WRITTEN TASKS
1. Output the passage of the review of The 39 Steps from "The 39 Steps (1935)" to "measure a masterpiece.".
2. Summarize the review of The 39 Steps in two sentences.

The 39 Steps (1935)
U.S.: Prime, Roku, Hoopla, Criterion
Canada: Prime, Hoopla, Criterion
by Walter Chaw
There is no single director who has inspired more scholarship than Alfred Hitchcock.
He made upwards of sixty films throughout his storied career, most of which survive. The first film considered to show the hallmarks of his work was his third completed feature, The Lodger, from 1926. Subtitled “A Story of the London Fog,” it told the tale of a Jack the Ripper-styled murderer who may or may not be the same mysterious lodger staying with an unassuming family. Twenty films later, The 39 Steps was seen by many as the pinnacle of pre-war British cinema, though I confess I prefer The Man Who Knew Too Much (1934) and Young and Innocent (1937). That’s quibbling, however, as The 39 Steps is by every measure a masterpiece.
Sharing a “wrong man” theme that is a tentpole of Hitchcock’s work, The 39 Steps tells the story of a man who is mistaken for a murderer and a spy and must find the actual murderer and spy to exonerate himself. I introduced it as naughty and asked the kids to keep an eye out for some images and connotations and even flagrant comments that would distinguish this picture as one largely about sex. They were enthusiastic, as teenagers will be, certain as they were that since this is an eighty-four-year-old film, they weren’t about to see something that would be embarrassing for them to watch with their parents. They were in for a surprise.

DATA PROVIDED
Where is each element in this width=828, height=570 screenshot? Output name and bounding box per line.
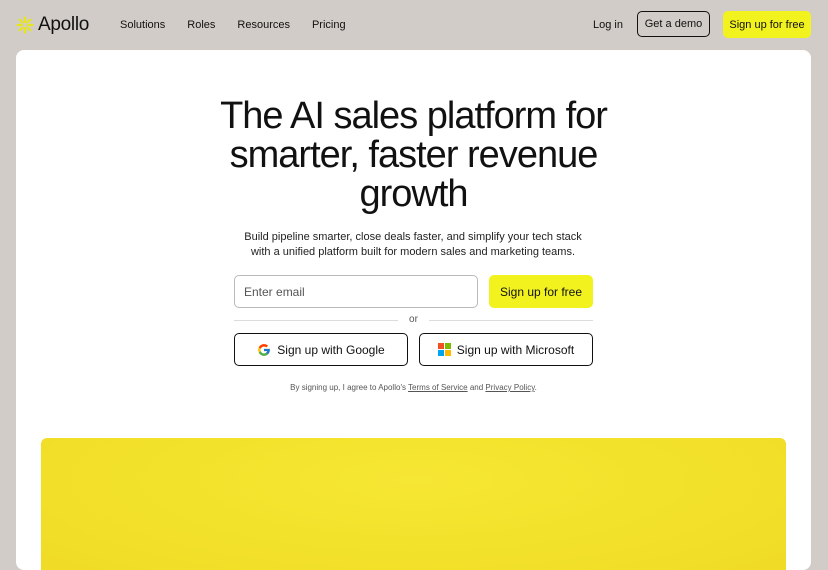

RESULTS OF THE EXERCISE
1.
The 39 Steps (1935)
U.S.: Prime, Roku, Hoopla, Criterion
Canada: Prime, Hoopla, Criterion
by Walter Chaw
There is no single director who has inspired more scholarship than Alfred Hitchcock.
He made upwards of sixty films throughout his storied career, most of which survive. The first film considered to show the hallmarks of his work was his third completed feature, The Lodger, from 1926. Subtitled “A Story of the London Fog,” it told the tale of a Jack the Ripper-styled murderer who may or may not be the same mysterious lodger staying with an unassuming family. Twenty films later, The 39 Steps was seen by many as the pinnacle of pre-war British cinema, though I confess I prefer The Man Who Knew Too Much (1934) and Young and Innocent (1937). That’s quibbling, however, as The 39 Steps is by every measure a masterpiece.

2. Alfred Hitchcock made more than sixty films, and The 39 Steps was seen by many as the peak of pre-war British cinema; the writer calls it a masterpiece while preferring The Man Who Knew Too Much and Young and Innocent. The film tells of a man mistaken for a murderer and spy who must find the real one to clear himself, and the writer introduced it to teenagers as a picture largely about sex.